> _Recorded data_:
•••

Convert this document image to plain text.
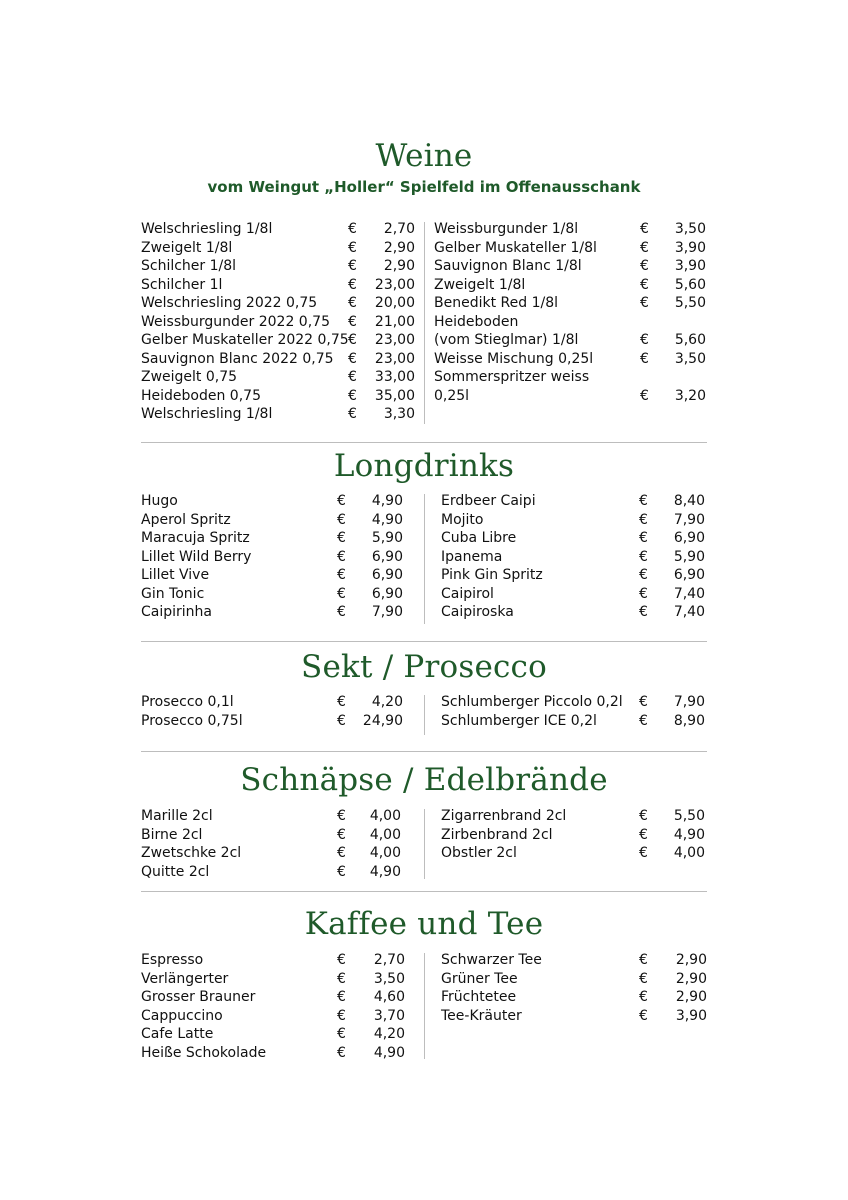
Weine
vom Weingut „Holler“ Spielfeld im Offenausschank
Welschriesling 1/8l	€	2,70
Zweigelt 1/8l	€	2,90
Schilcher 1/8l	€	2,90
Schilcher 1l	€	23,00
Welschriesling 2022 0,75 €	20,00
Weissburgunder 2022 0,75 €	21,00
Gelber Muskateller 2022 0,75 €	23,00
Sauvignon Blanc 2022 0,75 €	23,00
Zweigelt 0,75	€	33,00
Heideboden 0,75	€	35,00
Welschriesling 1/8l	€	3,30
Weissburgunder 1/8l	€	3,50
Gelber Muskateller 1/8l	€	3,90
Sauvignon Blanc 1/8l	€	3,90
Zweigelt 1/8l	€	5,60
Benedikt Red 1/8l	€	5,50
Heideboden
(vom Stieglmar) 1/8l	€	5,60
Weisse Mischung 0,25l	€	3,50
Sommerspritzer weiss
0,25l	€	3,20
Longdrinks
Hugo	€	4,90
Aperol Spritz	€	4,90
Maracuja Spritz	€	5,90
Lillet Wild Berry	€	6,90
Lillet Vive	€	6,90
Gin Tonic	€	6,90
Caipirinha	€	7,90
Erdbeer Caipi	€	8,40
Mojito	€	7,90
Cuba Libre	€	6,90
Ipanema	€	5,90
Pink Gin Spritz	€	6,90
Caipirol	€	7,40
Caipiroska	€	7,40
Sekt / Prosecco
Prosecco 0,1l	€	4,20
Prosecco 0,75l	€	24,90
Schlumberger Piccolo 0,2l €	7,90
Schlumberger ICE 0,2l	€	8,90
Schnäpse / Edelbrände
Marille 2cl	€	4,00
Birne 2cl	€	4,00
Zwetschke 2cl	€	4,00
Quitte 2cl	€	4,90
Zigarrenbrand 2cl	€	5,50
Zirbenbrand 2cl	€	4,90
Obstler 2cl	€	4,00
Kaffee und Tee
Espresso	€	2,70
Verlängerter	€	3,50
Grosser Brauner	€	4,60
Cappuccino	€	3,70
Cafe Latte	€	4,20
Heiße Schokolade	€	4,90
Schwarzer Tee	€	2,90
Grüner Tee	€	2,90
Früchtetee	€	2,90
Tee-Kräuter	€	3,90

•••

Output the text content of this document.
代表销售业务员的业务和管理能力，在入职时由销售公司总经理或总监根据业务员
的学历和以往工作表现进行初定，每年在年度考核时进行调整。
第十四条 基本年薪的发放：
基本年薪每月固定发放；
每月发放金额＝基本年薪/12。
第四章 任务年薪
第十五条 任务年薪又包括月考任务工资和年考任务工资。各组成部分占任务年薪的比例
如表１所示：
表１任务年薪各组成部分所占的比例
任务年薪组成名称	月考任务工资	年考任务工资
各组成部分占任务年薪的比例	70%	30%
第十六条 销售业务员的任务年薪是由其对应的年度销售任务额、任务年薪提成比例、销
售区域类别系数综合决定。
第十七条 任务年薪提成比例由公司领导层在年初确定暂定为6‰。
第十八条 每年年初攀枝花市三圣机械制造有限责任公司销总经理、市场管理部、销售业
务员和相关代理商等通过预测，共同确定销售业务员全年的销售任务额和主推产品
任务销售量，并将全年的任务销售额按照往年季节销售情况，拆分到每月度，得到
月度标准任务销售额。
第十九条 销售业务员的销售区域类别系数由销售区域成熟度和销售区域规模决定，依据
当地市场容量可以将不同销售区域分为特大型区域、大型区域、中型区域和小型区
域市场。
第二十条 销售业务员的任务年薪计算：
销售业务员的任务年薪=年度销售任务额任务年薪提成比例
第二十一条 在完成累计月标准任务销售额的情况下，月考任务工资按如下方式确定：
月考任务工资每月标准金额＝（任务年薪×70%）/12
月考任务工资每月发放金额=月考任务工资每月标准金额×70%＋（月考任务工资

•••

> _DIRECTIONS FOR THIS TASK_: Reply with the number of lines in the material above that contain "月考任务工资每月标准金额", and nothing more.

> _OUTPUT_: 2